## Instructions for the task
Here are some records; return them all exactly.

───── Recorded information

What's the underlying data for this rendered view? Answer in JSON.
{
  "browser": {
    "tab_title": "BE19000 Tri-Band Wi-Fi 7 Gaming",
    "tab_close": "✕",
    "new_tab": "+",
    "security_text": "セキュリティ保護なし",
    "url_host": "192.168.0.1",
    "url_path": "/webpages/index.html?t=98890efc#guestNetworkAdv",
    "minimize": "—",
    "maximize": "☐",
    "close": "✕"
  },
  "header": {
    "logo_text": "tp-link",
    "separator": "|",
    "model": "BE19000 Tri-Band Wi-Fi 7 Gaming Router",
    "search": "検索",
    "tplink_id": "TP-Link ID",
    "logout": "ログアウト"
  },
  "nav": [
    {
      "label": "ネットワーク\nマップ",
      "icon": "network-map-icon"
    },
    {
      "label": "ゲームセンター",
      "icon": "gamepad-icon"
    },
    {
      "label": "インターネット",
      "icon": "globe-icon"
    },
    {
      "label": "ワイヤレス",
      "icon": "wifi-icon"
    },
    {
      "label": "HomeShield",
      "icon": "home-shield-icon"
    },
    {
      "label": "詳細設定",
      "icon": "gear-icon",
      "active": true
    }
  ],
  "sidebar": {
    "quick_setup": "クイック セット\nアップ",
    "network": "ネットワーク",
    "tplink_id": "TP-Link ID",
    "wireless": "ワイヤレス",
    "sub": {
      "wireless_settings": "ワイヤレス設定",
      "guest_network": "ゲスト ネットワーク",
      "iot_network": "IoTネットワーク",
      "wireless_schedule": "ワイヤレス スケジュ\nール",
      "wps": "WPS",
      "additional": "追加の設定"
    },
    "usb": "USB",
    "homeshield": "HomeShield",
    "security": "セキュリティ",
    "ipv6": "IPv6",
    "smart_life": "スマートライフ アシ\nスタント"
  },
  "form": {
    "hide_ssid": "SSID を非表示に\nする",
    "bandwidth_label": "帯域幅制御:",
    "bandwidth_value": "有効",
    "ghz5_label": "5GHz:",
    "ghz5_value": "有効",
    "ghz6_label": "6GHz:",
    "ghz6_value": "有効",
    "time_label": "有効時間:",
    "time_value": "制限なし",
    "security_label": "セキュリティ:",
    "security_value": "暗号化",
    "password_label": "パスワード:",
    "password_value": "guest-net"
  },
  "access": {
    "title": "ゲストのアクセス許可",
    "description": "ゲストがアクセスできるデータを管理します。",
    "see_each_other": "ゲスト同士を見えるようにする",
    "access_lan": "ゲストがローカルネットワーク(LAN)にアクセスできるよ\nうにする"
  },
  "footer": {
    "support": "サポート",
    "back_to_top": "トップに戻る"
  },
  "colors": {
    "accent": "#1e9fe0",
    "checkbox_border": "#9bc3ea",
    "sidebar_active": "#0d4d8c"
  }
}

──────────

## Solution for this problem
What's the underlying data for this rendered view? Answer in JSON.
{
  "browser": {
    "tab_title": "BE19000 Tri-Band Wi-Fi 7 Gaming",
    "tab_close": "✕",
    "new_tab": "+",
    "security_text": "セキュリティ保護なし",
    "url_host": "192.168.0.1",
    "url_path": "/webpages/index.html?t=98890efc#guestNetworkAdv",
    "minimize": "—",
    "maximize": "☐",
    "close": "✕"
  },
  "header": {
    "logo_text": "tp-link",
    "separator": "|",
    "model": "BE19000 Tri-Band Wi-Fi 7 Gaming Router",
    "search": "検索",
    "tplink_id": "TP-Link ID",
    "logout": "ログアウト"
  },
  "nav": [
    {
      "label": "ネットワーク\nマップ",
      "icon": "network-map-icon"
    },
    {
      "label": "ゲームセンター",
      "icon": "gamepad-icon"
    },
    {
      "label": "インターネット",
      "icon": "globe-icon"
    },
    {
      "label": "ワイヤレス",
      "icon": "wifi-icon"
    },
    {
      "label": "HomeShield",
      "icon": "home-shield-icon"
    },
    {
      "label": "詳細設定",
      "icon": "gear-icon",
      "active": true
    }
  ],
  "sidebar": {
    "quick_setup": "クイック セット\nアップ",
    "network": "ネットワーク",
    "tplink_id": "TP-Link ID",
    "wireless": "ワイヤレス",
    "sub": {
      "wireless_settings": "ワイヤレス設定",
      "guest_network": "ゲスト ネットワーク",
      "iot_network": "IoTネットワーク",
      "wireless_schedule": "ワイヤレス スケジュ\nール",
      "wps": "WPS",
      "additional": "追加の設定"
    },
    "usb": "USB",
    "homeshield": "HomeShield",
    "security": "セキュリティ",
    "ipv6": "IPv6",
    "smart_life": "スマートライフ アシ\nスタント"
  },
  "form": {
    "hide_ssid": "SSID を非表示に\nする",
    "bandwidth_label": "帯域幅制御:",
    "bandwidth_value": "有効",
    "ghz5_label": "5GHz:",
    "ghz5_value": "有効",
    "ghz6_label": "6GHz:",
    "ghz6_value": "有効",
    "time_label": "有効時間:",
    "time_value": "制限なし",
    "security_label": "セキュリティ:",
    "security_value": "暗号化",
    "password_label": "パスワード:",
    "password_value": "guest-net"
  },
  "access": {
    "title": "ゲストのアクセス許可",
    "description": "ゲストがアクセスできるデータを管理します。",
    "see_each_other": "ゲスト同士を見えるようにする",
    "access_lan": "ゲストがローカルネットワーク(LAN)にアクセスできるよ\nうにする"
  },
  "footer": {
    "support": "サポート",
    "back_to_top": "トップに戻る"
  },
  "colors": {
    "accent": "#1e9fe0",
    "checkbox_border": "#9bc3ea",
    "sidebar_active": "#0d4d8c"
  }
}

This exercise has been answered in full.